* STATED PROBLEM *
Reproduce every one of the records below word for word, leaving out the pictures.

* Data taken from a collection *
※ ※ ※

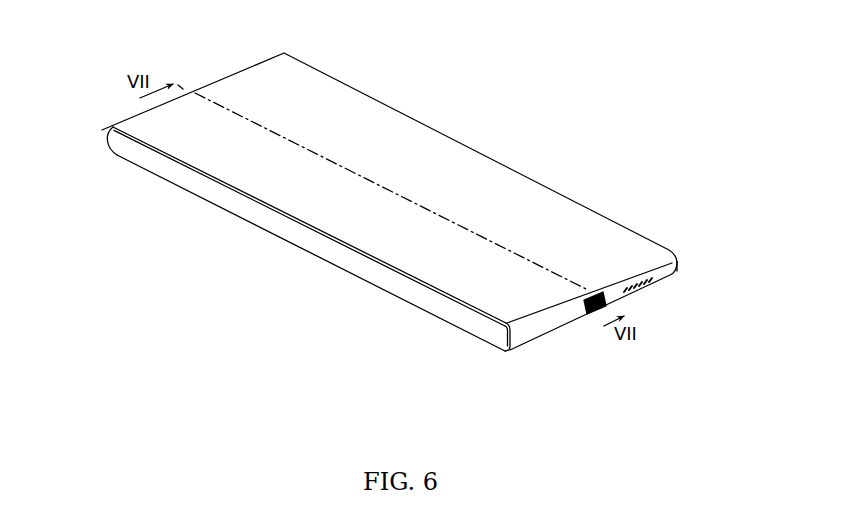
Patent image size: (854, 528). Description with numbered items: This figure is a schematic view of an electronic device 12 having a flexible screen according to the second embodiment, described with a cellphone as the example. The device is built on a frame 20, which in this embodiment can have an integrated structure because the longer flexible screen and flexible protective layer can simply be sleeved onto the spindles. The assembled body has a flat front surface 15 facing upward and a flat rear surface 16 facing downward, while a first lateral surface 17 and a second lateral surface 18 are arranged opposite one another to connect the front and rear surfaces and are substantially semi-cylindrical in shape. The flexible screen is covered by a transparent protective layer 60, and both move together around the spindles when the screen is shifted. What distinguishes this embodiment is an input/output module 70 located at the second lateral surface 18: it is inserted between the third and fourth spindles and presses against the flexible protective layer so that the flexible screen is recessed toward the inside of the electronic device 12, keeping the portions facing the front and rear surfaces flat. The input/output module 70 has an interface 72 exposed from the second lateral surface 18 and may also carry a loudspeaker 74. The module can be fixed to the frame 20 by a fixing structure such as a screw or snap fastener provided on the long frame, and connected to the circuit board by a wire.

The electronic device 12 is at (402, 222).
The front surface 15 is at (546, 217).
The rear surface 16 is at (371, 287).
The first lateral surface 17 is at (99, 131).
The second lateral surface 18 is at (680, 272).
The frame 20 is at (277, 213).
The transparent protective layer 60 is at (441, 181).
The input/output module 70 is at (540, 328).
The interface 72 is at (588, 309).
The loudspeaker 74 is at (651, 291).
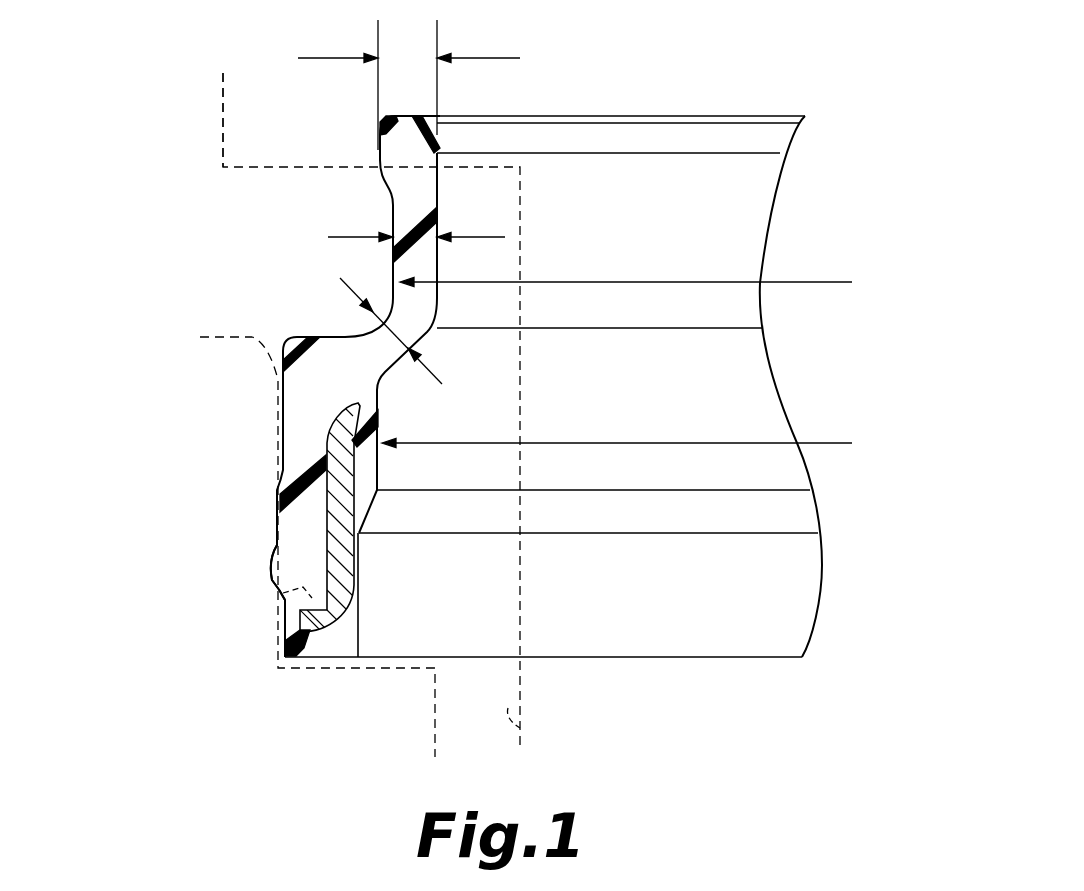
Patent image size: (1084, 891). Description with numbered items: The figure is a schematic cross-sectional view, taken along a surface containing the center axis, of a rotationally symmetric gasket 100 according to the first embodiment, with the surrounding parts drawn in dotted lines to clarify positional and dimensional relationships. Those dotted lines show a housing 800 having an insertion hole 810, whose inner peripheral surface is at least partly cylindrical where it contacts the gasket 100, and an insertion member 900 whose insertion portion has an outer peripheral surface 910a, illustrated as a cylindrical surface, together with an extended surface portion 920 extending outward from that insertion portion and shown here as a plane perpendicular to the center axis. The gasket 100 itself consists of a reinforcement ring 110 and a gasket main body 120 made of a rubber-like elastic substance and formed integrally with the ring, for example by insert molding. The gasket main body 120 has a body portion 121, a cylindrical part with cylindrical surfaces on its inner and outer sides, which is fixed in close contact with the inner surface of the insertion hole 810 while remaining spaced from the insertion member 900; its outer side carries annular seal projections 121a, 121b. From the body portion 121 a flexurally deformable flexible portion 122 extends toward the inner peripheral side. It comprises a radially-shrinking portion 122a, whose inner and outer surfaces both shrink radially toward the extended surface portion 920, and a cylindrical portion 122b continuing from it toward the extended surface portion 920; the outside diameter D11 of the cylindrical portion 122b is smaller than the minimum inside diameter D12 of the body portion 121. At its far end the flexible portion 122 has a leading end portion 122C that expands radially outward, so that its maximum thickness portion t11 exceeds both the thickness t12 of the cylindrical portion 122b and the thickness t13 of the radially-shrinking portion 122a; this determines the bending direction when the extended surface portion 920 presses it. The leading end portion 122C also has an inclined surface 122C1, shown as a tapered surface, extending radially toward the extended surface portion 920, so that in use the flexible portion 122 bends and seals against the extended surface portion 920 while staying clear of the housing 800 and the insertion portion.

The gasket 100 is at (468, 380).
The reinforcement ring 110 is at (343, 570).
The gasket main body 120 is at (303, 322).
The body portion 121 is at (430, 475).
The annular seal projection 121a is at (278, 493).
The annular seal projection 121b is at (272, 552).
The flexible portion 122 is at (487, 265).
The radially-shrinking portion 122a is at (407, 330).
The cylindrical portion 122b is at (390, 262).
The leading end portion 122C is at (383, 152).
The inclined surface 122C1 is at (422, 116).
The housing 800 is at (317, 547).
The insertion hole 810 is at (300, 598).
The insertion member 900 is at (456, 410).
The outer peripheral surface 910a is at (520, 728).
The extended surface portion 920 is at (240, 168).
The outside diameter D11 is at (666, 284).
The minimum inside diameter D12 is at (657, 445).
The maximum thickness portion t11 is at (413, 85).
The thickness of the cylindrical portion t12 is at (416, 222).
The thickness of the radially-shrinking portion t13 is at (366, 319).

※ ※ ※

* CORRECT ANSWER *
Patent image size: (854, 528). Description with numbered items: This figure is a schematic view of an electronic device 12 having a flexible screen according to the second embodiment, described with a cellphone as the example. The device is built on a frame 20, which in this embodiment can have an integrated structure because the longer flexible screen and flexible protective layer can simply be sleeved onto the spindles. The assembled body has a flat front surface 15 facing upward and a flat rear surface 16 facing downward, while a first lateral surface 17 and a second lateral surface 18 are arranged opposite one another to connect the front and rear surfaces and are substantially semi-cylindrical in shape. The flexible screen is covered by a transparent protective layer 60, and both move together around the spindles when the screen is shifted. What distinguishes this embodiment is an input/output module 70 located at the second lateral surface 18: it is inserted between the third and fourth spindles and presses against the flexible protective layer so that the flexible screen is recessed toward the inside of the electronic device 12, keeping the portions facing the front and rear surfaces flat. The input/output module 70 has an interface 72 exposed from the second lateral surface 18 and may also carry a loudspeaker 74. The module can be fixed to the frame 20 by a fixing structure such as a screw or snap fastener provided on the long frame, and connected to the circuit board by a wire.

The electronic device 12 is at (402, 222).
The front surface 15 is at (546, 217).
The rear surface 16 is at (371, 287).
The first lateral surface 17 is at (99, 131).
The second lateral surface 18 is at (680, 272).
The frame 20 is at (277, 213).
The transparent protective layer 60 is at (441, 181).
The input/output module 70 is at (540, 328).
The interface 72 is at (588, 309).
The loudspeaker 74 is at (651, 291).
Patent image size: (1084, 891). Description with numbered items: The figure is a schematic cross-sectional view, taken along a surface containing the center axis, of a rotationally symmetric gasket 100 according to the first embodiment, with the surrounding parts drawn in dotted lines to clarify positional and dimensional relationships. Those dotted lines show a housing 800 having an insertion hole 810, whose inner peripheral surface is at least partly cylindrical where it contacts the gasket 100, and an insertion member 900 whose insertion portion has an outer peripheral surface 910a, illustrated as a cylindrical surface, together with an extended surface portion 920 extending outward from that insertion portion and shown here as a plane perpendicular to the center axis. The gasket 100 itself consists of a reinforcement ring 110 and a gasket main body 120 made of a rubber-like elastic substance and formed integrally with the ring, for example by insert molding. The gasket main body 120 has a body portion 121, a cylindrical part with cylindrical surfaces on its inner and outer sides, which is fixed in close contact with the inner surface of the insertion hole 810 while remaining spaced from the insertion member 900; its outer side carries annular seal projections 121a, 121b. From the body portion 121 a flexurally deformable flexible portion 122 extends toward the inner peripheral side. It comprises a radially-shrinking portion 122a, whose inner and outer surfaces both shrink radially toward the extended surface portion 920, and a cylindrical portion 122b continuing from it toward the extended surface portion 920; the outside diameter D11 of the cylindrical portion 122b is smaller than the minimum inside diameter D12 of the body portion 121. At its far end the flexible portion 122 has a leading end portion 122C that expands radially outward, so that its maximum thickness portion t11 exceeds both the thickness t12 of the cylindrical portion 122b and the thickness t13 of the radially-shrinking portion 122a; this determines the bending direction when the extended surface portion 920 presses it. The leading end portion 122C also has an inclined surface 122C1, shown as a tapered surface, extending radially toward the extended surface portion 920, so that in use the flexible portion 122 bends and seals against the extended surface portion 920 while staying clear of the housing 800 and the insertion portion.

The gasket 100 is at (468, 380).
The reinforcement ring 110 is at (343, 570).
The gasket main body 120 is at (303, 322).
The body portion 121 is at (430, 475).
The annular seal projection 121a is at (278, 493).
The annular seal projection 121b is at (272, 552).
The flexible portion 122 is at (487, 265).
The radially-shrinking portion 122a is at (407, 330).
The cylindrical portion 122b is at (390, 262).
The leading end portion 122C is at (383, 152).
The inclined surface 122C1 is at (422, 116).
The housing 800 is at (317, 547).
The insertion hole 810 is at (300, 598).
The insertion member 900 is at (456, 410).
The outer peripheral surface 910a is at (520, 728).
The extended surface portion 920 is at (240, 168).
The outside diameter D11 is at (666, 284).
The minimum inside diameter D12 is at (657, 445).
The maximum thickness portion t11 is at (413, 85).
The thickness of the cylindrical portion t12 is at (416, 222).
The thickness of the radially-shrinking portion t13 is at (366, 319).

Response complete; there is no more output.